◆ **Records supplied**
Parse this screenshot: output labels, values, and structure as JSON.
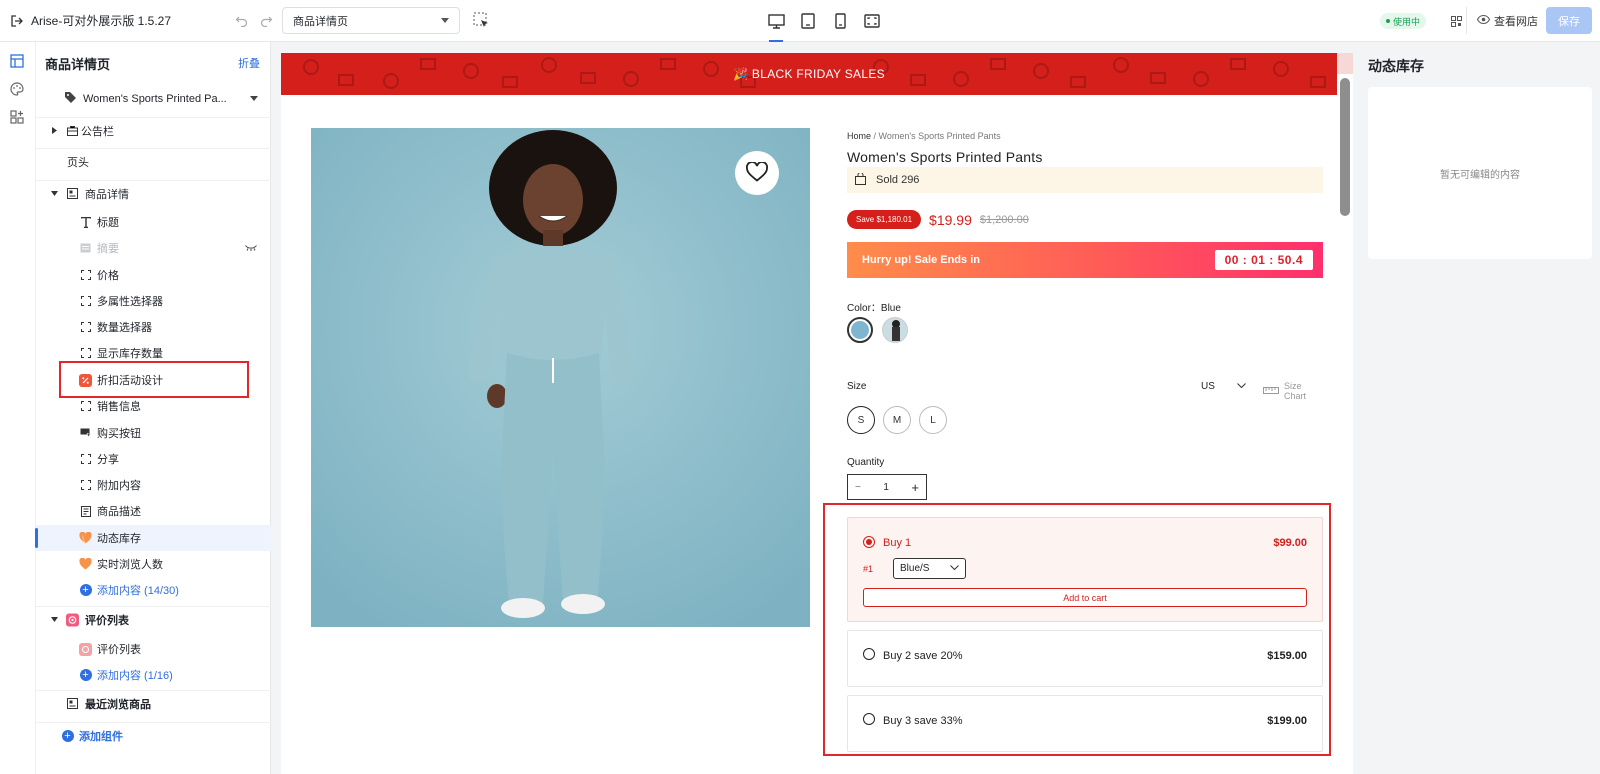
{
  "topbar": {
    "app_title": "Arise-可对外展示版 1.5.27",
    "page_select": "商品详情页",
    "status": "使用中",
    "view_store": "查看网店",
    "save": "保存"
  },
  "sidebar": {
    "title": "商品详情页",
    "fold": "折叠",
    "product": "Women's Sports Printed Pa...",
    "rows": [
      {
        "label": "公告栏"
      },
      {
        "label": "页头"
      },
      {
        "label": "商品详情"
      },
      {
        "label": "标题"
      },
      {
        "label": "摘要"
      },
      {
        "label": "价格"
      },
      {
        "label": "多属性选择器"
      },
      {
        "label": "数量选择器"
      },
      {
        "label": "显示库存数量"
      },
      {
        "label": "折扣活动设计"
      },
      {
        "label": "销售信息"
      },
      {
        "label": "购买按钮"
      },
      {
        "label": "分享"
      },
      {
        "label": "附加内容"
      },
      {
        "label": "商品描述"
      },
      {
        "label": "动态库存"
      },
      {
        "label": "实时浏览人数"
      },
      {
        "label": "添加内容 (14/30)"
      },
      {
        "label": "评价列表"
      },
      {
        "label": "评价列表"
      },
      {
        "label": "添加内容 (1/16)"
      },
      {
        "label": "最近浏览商品"
      },
      {
        "label": "添加组件"
      }
    ]
  },
  "canvas": {
    "promo_text": "🎉 BLACK FRIDAY SALES",
    "breadcrumb_home": "Home",
    "breadcrumb_sep": " / ",
    "breadcrumb_current": "Women's Sports Printed Pants",
    "product_title": "Women's Sports Printed Pants",
    "sold": "Sold 296",
    "save_badge": "Save $1,180.01",
    "price": "$19.99",
    "price_old": "$1,200.00",
    "countdown_label": "Hurry up! Sale Ends in",
    "countdown_time": "00 : 01 : 50.4",
    "color_label": "Color：Blue",
    "size_label": "Size",
    "region": "US",
    "size_chart": "Size Chart",
    "sizes": [
      "S",
      "M",
      "L"
    ],
    "quantity_label": "Quantity",
    "quantity_value": "1",
    "quantity_minus": "−",
    "quantity_plus": "+",
    "bundles": [
      {
        "label": "Buy 1",
        "price": "$99.00",
        "variant_num": "#1",
        "variant": "Blue/S",
        "add_to_cart": "Add to cart"
      },
      {
        "label": "Buy 2 save 20%",
        "price": "$159.00"
      },
      {
        "label": "Buy 3 save 33%",
        "price": "$199.00"
      }
    ]
  },
  "right_panel": {
    "title": "动态库存",
    "empty": "暂无可编辑的内容"
  },
  "colors": {
    "accent": "#2f6fdf",
    "promo_red": "#d41f1a",
    "highlight_red": "#e3262a",
    "swatch_blue": "#7fb6cf"
  }
}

◆ **Goal**
Set down every entry word for word, but omit the pictures.

◆ **Result for this task**
Parse this screenshot: output labels, values, and structure as JSON.
{
  "topbar": {
    "app_title": "Arise-可对外展示版 1.5.27",
    "page_select": "商品详情页",
    "status": "使用中",
    "view_store": "查看网店",
    "save": "保存"
  },
  "sidebar": {
    "title": "商品详情页",
    "fold": "折叠",
    "product": "Women's Sports Printed Pa...",
    "rows": [
      {
        "label": "公告栏"
      },
      {
        "label": "页头"
      },
      {
        "label": "商品详情"
      },
      {
        "label": "标题"
      },
      {
        "label": "摘要"
      },
      {
        "label": "价格"
      },
      {
        "label": "多属性选择器"
      },
      {
        "label": "数量选择器"
      },
      {
        "label": "显示库存数量"
      },
      {
        "label": "折扣活动设计"
      },
      {
        "label": "销售信息"
      },
      {
        "label": "购买按钮"
      },
      {
        "label": "分享"
      },
      {
        "label": "附加内容"
      },
      {
        "label": "商品描述"
      },
      {
        "label": "动态库存"
      },
      {
        "label": "实时浏览人数"
      },
      {
        "label": "添加内容 (14/30)"
      },
      {
        "label": "评价列表"
      },
      {
        "label": "评价列表"
      },
      {
        "label": "添加内容 (1/16)"
      },
      {
        "label": "最近浏览商品"
      },
      {
        "label": "添加组件"
      }
    ]
  },
  "canvas": {
    "promo_text": "🎉 BLACK FRIDAY SALES",
    "breadcrumb_home": "Home",
    "breadcrumb_sep": " / ",
    "breadcrumb_current": "Women's Sports Printed Pants",
    "product_title": "Women's Sports Printed Pants",
    "sold": "Sold 296",
    "save_badge": "Save $1,180.01",
    "price": "$19.99",
    "price_old": "$1,200.00",
    "countdown_label": "Hurry up! Sale Ends in",
    "countdown_time": "00 : 01 : 50.4",
    "color_label": "Color：Blue",
    "size_label": "Size",
    "region": "US",
    "size_chart": "Size Chart",
    "sizes": [
      "S",
      "M",
      "L"
    ],
    "quantity_label": "Quantity",
    "quantity_value": "1",
    "quantity_minus": "−",
    "quantity_plus": "+",
    "bundles": [
      {
        "label": "Buy 1",
        "price": "$99.00",
        "variant_num": "#1",
        "variant": "Blue/S",
        "add_to_cart": "Add to cart"
      },
      {
        "label": "Buy 2 save 20%",
        "price": "$159.00"
      },
      {
        "label": "Buy 3 save 33%",
        "price": "$199.00"
      }
    ]
  },
  "right_panel": {
    "title": "动态库存",
    "empty": "暂无可编辑的内容"
  },
  "colors": {
    "accent": "#2f6fdf",
    "promo_red": "#d41f1a",
    "highlight_red": "#e3262a",
    "swatch_blue": "#7fb6cf"
  }
}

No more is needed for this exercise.